Fragmentos de un regreso al país natal
En noviembre de 1998 Roberto Bolaño viajó a Chile después de veinticinco años de ausencia, para participar como jurado en un concurso literario. En esa oportunidad, en la revista Paula le pidieron que escribiera un artículo que contara lo que le hubiera llamado la atención, después de tantos años. En febrero de 1999 se publicó en la revista, su "Fragmentos de un regreso al país natal".
FRAGMENTOS DE UN REGRESO AL PAÍS NATAL
LA INVITACIÓN
Veinte días en Chile que estremecieron el mundo (mental) en el que yo habito. Veinte días que fueron como veinte sesiones de humanidad cayendo a plomo. Veinte días para llorar y reír a gritos. Pero empecemos por el principio. Salí de Chile en enero de 1974. La última vez que tomé un avión fue en enero de 1977. No pensaba volver a Chile nunca más en mi vida. No pensaba subirme a un avión nunca más en mi vida. Un día me llamó una chica de Paula y me preguntó si quería formar parte del jurado del concurso de cuentos que la revista organiza. Dije que sí de inmediato. No sé en qué estaría pensando. Tal vez en los atardeceres privilegiados de Los Ángeles, pero no en Los Ángeles del Bío-Bío sino en Los Ángeles de California, en la ciudad que surgió de la nada y desde cuyas azoteas es factible ver el esplendor que supura cada rincón del planeta. Es posible que estuviera pensando en eso. Es posible que estuviera haciendo el amor. Sí, ahora me acuerdo, era eso. Entonces sonó el teléfono y salí de la cama y contesté y una voz femenina me preguntó si me gustaría viajar a Chile y entonces la ciudad de Los Ángeles llena de rascacielos y de palmeras se transformó en la ciudad de Los Ángeles llena de casas bajas y calles de tierra. Los Ángeles, la capital de la provincia de Bío-Bío, la ciudad en donde Fernando Fernández jugaba al taca-taca en patios que parecían soñados por adolescentes locos, la ciudad en donde Lebert y Cárcamo caminaban siempre juntos y en donde el tolerante Cárdenas fue presidente de curso en un liceo de hombres diseñado por algún ayudante del diablo y en donde el Pescado entró de golpe en la clandestinidad. La ciudad de los malones vespertinos. La ciudad salvaje cuyos atardeceres eran como el comentario afásico del privilegio. Así que dije que sí de la misma manera que hubiera podido decir que no. La habitación estaba a oscuras; esperaba una llamada telefónica, pero no ésta; la voz que me hablaba desde el otro lado del mundo era dulce. En ese momento pude haber dicho que no. Pero yo dije que sí porque la capital de la provincia de Bío-Bío saltó de golpe, como un gato montés, sobre el mapa de la ciudad de la felicidad y la arañó y en esos arañazos (imperceptibles) ya estaba escrito que tenía que volver a Chile y que tenía que volver a subirme a un avión.
□ □ □ □
Según el fragmento seleccionado, ¿en qué mes y año salió Roberto Bolaño de Chile?

▶ _Entradas_
□ □ □ □
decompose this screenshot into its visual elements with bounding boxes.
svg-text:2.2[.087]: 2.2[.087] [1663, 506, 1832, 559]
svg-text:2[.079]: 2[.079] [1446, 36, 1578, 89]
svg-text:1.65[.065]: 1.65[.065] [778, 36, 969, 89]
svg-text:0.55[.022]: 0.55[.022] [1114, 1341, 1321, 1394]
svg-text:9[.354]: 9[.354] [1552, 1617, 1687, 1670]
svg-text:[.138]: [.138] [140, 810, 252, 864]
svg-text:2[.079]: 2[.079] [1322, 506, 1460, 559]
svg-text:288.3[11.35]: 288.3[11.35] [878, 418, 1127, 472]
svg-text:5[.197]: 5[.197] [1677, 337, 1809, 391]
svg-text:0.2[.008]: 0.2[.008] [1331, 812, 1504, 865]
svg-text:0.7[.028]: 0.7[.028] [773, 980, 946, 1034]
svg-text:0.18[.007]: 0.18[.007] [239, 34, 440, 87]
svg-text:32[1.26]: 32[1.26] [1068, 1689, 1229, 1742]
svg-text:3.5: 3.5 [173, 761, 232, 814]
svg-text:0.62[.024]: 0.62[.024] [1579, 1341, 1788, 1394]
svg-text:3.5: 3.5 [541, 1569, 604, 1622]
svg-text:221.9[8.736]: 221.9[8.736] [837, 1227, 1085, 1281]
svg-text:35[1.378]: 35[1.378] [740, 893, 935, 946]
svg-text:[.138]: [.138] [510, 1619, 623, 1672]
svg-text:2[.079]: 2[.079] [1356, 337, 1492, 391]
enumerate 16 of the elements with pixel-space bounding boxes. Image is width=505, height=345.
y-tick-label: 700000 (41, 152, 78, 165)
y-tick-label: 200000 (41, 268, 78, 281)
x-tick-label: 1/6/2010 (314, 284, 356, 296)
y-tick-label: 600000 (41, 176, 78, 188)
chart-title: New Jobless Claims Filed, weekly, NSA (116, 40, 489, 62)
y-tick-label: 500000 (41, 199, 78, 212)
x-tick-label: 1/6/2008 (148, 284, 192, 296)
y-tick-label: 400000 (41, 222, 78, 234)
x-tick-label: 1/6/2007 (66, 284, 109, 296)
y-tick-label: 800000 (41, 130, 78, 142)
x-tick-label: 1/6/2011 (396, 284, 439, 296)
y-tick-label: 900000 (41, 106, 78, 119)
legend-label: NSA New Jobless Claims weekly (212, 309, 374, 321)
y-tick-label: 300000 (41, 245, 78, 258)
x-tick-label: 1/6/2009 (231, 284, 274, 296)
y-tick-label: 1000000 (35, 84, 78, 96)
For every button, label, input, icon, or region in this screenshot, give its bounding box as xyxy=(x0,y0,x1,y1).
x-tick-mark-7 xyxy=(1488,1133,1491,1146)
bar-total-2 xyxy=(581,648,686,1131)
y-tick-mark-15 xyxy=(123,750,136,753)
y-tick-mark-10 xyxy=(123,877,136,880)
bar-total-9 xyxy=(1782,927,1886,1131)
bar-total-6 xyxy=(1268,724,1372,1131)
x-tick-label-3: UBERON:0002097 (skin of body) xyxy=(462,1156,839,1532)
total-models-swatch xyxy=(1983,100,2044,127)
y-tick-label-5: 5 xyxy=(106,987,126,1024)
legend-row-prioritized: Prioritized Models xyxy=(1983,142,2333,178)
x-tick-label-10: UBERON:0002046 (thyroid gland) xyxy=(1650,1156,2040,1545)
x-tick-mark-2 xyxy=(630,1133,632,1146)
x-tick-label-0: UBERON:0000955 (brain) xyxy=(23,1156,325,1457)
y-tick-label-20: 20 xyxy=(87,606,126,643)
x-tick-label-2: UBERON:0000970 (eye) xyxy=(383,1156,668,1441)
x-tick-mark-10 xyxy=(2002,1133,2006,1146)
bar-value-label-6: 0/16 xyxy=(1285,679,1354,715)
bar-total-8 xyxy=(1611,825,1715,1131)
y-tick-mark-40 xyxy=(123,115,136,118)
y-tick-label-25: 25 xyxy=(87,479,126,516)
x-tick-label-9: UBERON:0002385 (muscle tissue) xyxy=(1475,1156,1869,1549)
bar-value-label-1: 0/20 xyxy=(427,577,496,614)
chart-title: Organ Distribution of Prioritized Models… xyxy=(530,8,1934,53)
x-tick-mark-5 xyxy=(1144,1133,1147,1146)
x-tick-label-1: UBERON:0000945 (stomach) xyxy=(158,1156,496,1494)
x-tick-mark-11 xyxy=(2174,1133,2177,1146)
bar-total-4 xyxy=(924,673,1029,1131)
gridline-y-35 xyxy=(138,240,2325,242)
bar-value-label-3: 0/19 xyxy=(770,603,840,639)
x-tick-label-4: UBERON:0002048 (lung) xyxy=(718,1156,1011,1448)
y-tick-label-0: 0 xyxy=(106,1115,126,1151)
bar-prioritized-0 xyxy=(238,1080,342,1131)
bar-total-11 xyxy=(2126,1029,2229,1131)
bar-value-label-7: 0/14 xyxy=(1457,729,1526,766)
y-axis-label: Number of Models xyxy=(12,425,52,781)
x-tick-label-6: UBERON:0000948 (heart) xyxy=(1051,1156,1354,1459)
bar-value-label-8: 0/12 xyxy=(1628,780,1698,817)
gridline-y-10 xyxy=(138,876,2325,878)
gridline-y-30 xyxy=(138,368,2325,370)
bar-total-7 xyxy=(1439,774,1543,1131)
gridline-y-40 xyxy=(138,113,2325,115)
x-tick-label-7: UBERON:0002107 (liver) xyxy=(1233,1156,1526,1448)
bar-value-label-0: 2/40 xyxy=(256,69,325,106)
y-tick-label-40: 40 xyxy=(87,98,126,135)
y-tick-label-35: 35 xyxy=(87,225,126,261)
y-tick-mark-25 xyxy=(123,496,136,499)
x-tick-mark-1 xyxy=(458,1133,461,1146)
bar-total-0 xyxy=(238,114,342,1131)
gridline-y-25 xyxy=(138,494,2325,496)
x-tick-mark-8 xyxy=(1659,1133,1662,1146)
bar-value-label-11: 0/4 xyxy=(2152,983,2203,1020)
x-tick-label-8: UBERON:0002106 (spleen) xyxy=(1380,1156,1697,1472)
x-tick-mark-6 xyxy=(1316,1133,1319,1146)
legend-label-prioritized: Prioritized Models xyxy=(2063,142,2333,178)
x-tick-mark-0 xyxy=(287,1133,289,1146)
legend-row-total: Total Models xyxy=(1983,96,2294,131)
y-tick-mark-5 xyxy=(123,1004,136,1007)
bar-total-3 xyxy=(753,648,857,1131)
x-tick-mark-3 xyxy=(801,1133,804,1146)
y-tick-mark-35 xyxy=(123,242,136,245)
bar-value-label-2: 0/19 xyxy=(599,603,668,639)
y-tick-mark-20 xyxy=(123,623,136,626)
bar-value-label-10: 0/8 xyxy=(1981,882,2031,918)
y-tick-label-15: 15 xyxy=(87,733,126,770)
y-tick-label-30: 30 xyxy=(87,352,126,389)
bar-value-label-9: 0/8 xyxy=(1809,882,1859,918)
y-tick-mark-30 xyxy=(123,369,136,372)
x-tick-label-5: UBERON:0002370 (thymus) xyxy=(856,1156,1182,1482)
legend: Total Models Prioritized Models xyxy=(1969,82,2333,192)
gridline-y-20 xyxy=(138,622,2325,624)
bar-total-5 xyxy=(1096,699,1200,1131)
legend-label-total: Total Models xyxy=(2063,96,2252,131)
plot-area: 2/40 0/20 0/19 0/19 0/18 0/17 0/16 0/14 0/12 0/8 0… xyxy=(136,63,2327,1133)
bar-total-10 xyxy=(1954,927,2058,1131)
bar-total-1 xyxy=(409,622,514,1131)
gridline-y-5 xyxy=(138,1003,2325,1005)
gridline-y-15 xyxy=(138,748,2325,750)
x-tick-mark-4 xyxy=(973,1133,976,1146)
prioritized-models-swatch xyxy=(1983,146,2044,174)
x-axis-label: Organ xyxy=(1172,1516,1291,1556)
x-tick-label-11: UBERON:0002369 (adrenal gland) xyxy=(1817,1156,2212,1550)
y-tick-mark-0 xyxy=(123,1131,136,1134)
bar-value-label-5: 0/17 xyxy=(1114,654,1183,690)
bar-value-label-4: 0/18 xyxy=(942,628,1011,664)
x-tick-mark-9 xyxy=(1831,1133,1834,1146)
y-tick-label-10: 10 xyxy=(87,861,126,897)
□ □ □ □
▶ _Resultado_
En enero de 1974.